* WORK TO BE COMPLETED
Select every line of the items below that contains the string "bullet", and copy each such line in full. Case counts, so a line matches only when its capitalization is identical.

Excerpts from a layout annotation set

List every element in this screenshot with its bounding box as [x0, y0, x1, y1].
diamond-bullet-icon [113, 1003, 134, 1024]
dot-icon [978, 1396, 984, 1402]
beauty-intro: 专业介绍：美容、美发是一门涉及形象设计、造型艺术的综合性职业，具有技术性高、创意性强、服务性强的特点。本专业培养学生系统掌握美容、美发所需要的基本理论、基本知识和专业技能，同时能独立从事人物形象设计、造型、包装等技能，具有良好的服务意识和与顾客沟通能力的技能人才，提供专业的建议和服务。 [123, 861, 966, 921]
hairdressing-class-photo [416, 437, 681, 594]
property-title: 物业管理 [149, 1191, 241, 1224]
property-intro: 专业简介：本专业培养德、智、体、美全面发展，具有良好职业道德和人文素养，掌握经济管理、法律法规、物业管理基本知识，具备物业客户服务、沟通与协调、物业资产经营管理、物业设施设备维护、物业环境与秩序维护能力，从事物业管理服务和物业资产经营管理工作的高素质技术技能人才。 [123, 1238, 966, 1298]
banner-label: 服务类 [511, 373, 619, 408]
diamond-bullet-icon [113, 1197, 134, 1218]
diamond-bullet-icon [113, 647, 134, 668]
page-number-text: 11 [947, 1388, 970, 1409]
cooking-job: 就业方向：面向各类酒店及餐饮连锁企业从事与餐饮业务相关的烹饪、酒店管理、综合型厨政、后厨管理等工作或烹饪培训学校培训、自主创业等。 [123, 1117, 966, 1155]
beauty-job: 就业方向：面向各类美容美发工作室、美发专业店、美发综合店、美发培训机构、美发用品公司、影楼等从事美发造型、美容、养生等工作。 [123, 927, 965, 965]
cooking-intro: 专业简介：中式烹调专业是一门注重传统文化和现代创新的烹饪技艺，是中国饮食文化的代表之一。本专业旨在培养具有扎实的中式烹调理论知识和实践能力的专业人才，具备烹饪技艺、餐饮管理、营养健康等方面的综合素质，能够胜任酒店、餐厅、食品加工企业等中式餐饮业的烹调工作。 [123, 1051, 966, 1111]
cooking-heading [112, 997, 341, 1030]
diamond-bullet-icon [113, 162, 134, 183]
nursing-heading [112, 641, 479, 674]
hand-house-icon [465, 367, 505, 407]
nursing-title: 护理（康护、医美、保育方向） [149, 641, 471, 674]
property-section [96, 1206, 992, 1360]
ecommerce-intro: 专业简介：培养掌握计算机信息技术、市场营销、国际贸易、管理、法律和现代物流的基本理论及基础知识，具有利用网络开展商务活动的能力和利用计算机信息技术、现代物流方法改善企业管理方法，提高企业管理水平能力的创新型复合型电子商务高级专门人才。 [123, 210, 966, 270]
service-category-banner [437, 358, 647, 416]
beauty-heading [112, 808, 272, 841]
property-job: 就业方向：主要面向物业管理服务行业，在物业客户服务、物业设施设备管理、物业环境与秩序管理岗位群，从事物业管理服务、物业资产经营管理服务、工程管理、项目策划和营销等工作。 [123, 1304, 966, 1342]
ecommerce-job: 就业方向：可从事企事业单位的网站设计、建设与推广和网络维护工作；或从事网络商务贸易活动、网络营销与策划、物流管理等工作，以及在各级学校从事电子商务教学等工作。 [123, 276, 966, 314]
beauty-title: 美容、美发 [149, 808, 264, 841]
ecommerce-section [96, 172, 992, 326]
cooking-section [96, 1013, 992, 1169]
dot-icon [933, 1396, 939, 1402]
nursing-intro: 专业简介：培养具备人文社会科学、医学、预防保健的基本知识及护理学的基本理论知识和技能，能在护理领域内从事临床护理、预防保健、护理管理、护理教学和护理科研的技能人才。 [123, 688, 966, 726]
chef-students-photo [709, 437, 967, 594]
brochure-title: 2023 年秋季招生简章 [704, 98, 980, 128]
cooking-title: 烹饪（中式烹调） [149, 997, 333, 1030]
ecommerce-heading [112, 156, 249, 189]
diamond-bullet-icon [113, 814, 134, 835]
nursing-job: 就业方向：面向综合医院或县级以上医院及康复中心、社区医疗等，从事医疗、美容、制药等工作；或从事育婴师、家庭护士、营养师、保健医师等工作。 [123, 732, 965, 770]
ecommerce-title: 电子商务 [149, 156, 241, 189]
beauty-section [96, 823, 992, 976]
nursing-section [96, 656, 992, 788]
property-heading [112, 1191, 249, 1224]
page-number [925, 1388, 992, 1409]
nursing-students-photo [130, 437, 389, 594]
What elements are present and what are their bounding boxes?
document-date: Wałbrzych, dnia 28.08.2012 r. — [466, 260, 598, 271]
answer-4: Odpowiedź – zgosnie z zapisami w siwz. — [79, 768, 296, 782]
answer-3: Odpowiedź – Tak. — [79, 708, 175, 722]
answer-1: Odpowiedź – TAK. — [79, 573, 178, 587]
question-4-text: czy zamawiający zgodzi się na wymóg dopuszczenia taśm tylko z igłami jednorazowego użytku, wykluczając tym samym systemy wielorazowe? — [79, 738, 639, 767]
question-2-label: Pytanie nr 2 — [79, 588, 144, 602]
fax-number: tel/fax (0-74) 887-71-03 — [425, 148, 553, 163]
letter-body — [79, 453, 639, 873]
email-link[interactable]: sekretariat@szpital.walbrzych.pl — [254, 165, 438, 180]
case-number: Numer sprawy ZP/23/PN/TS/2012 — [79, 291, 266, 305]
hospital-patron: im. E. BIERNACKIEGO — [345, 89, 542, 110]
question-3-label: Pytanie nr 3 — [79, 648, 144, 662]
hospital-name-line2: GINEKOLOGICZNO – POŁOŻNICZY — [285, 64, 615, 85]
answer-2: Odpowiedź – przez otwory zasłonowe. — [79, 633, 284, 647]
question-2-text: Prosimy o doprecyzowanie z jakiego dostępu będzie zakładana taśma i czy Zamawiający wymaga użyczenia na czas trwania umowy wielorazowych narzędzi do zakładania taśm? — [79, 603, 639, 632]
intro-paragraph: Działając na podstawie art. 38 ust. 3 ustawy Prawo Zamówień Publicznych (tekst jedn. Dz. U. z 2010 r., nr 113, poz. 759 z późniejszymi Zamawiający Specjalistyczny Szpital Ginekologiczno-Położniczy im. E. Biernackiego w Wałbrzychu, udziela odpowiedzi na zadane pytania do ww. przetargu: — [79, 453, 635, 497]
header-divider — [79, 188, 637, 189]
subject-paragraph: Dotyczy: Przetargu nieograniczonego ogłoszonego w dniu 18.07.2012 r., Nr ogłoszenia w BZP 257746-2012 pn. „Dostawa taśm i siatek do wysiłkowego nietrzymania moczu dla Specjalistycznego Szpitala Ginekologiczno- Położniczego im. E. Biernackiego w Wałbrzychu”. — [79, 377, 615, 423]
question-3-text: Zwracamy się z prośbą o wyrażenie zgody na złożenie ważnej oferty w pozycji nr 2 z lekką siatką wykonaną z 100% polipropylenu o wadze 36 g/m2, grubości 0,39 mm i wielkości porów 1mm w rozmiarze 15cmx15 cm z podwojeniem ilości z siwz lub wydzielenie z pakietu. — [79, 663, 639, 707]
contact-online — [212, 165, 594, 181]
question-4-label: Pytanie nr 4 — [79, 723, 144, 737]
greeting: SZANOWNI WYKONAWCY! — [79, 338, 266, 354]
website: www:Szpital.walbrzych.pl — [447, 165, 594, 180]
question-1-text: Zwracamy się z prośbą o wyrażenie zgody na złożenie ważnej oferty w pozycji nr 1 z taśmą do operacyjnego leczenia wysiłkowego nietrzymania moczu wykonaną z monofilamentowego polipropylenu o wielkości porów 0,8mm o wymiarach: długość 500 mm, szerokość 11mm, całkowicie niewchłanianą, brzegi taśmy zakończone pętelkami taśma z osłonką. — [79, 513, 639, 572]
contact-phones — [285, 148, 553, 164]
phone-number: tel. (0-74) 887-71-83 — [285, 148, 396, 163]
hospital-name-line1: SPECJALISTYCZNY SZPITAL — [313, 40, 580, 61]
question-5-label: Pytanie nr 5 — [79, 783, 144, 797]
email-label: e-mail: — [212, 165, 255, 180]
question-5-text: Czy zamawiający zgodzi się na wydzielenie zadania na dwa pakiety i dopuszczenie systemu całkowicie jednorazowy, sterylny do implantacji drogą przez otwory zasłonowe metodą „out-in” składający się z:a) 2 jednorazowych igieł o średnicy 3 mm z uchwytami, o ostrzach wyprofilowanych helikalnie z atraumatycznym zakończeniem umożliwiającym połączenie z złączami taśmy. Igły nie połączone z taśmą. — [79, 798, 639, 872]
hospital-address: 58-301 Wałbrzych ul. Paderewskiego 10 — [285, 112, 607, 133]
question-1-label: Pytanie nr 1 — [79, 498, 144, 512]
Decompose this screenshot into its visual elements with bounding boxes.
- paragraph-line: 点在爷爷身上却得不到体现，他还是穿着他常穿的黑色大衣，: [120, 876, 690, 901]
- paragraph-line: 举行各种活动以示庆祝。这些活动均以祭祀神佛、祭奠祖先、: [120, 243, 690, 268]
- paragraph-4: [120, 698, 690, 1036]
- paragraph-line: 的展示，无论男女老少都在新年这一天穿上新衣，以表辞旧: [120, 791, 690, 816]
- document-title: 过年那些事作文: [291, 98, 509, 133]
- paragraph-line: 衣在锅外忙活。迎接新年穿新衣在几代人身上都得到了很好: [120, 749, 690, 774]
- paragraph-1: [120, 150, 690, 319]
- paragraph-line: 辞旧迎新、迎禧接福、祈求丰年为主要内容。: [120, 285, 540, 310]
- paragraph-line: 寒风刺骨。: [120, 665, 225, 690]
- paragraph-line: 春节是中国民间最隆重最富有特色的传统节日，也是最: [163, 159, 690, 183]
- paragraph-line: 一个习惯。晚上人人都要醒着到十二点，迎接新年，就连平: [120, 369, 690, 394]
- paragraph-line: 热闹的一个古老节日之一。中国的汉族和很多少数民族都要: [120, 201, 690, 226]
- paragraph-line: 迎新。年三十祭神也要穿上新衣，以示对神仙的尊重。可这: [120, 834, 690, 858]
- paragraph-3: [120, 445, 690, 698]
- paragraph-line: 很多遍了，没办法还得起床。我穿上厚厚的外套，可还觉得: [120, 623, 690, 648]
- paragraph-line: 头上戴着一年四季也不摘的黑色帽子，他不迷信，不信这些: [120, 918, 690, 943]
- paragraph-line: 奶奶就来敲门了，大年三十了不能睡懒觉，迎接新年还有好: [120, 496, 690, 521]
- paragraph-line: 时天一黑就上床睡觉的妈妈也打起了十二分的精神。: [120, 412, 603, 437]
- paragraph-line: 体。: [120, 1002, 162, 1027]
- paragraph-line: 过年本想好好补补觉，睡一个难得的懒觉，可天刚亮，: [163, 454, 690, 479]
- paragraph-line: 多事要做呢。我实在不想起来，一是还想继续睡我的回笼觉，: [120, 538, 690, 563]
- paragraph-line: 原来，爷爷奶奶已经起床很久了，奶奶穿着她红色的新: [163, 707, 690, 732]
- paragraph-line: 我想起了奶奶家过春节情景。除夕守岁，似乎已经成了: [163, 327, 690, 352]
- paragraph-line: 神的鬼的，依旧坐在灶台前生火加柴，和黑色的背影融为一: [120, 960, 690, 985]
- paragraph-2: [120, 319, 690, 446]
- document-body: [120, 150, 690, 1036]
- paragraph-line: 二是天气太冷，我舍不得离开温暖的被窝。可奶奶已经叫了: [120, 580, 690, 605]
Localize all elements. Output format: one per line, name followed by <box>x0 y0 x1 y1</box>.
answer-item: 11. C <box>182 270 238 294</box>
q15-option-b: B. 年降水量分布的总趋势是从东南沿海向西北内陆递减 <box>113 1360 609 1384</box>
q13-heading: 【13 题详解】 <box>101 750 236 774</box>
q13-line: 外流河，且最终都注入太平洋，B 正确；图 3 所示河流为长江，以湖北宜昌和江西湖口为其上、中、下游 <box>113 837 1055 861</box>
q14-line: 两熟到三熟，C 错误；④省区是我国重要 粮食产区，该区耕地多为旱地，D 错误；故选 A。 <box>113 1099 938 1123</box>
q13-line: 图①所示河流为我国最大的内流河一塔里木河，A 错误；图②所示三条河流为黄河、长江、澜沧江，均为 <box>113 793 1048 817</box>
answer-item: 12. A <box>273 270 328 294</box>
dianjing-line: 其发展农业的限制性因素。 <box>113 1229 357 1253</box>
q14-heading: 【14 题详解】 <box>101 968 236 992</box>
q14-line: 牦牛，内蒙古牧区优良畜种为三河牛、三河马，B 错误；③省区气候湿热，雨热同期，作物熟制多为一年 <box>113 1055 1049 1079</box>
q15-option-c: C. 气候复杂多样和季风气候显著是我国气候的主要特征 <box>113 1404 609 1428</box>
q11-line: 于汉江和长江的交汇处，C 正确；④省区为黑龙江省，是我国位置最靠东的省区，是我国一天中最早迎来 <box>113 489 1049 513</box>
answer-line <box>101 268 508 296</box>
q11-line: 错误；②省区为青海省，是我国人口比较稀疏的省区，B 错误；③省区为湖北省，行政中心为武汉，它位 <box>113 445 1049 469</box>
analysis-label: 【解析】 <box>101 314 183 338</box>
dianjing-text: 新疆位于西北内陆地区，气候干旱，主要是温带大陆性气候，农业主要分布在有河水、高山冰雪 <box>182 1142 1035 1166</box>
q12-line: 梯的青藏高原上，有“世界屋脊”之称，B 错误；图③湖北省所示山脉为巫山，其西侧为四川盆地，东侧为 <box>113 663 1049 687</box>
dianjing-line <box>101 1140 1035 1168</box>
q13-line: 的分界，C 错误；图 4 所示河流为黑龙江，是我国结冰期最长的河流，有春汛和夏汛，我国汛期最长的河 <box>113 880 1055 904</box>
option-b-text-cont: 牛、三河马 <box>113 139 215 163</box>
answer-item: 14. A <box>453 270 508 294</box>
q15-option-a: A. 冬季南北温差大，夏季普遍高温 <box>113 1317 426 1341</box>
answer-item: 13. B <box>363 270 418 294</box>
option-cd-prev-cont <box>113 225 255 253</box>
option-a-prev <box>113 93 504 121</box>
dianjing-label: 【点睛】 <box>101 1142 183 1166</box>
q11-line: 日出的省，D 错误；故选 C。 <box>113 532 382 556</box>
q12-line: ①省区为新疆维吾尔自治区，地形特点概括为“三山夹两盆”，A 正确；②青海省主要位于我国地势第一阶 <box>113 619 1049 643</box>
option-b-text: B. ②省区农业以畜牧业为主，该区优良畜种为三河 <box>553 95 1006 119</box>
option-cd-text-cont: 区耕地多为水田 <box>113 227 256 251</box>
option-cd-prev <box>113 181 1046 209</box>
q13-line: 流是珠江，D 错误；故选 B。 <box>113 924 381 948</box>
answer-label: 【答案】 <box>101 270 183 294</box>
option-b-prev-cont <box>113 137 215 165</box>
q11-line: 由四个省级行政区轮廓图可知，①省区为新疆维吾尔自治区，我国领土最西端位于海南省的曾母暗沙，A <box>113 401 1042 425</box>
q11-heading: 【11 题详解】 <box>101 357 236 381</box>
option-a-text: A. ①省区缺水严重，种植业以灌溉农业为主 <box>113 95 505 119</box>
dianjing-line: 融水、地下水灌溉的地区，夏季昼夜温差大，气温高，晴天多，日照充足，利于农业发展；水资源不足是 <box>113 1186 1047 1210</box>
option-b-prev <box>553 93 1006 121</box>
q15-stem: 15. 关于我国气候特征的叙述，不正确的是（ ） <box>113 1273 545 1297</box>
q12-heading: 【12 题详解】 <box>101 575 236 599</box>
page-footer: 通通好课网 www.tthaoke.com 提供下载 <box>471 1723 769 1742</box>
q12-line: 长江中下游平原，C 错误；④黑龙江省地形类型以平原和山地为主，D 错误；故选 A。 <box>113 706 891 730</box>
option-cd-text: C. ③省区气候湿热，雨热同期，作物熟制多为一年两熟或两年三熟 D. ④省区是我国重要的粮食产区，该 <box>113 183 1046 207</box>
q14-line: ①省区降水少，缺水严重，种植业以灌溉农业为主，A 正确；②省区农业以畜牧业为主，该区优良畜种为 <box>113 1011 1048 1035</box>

* FINAL RESULT
diamond-bullet-icon [113, 1003, 134, 1024]
diamond-bullet-icon [113, 1197, 134, 1218]
diamond-bullet-icon [113, 647, 134, 668]
diamond-bullet-icon [113, 162, 134, 183]
diamond-bullet-icon [113, 814, 134, 835]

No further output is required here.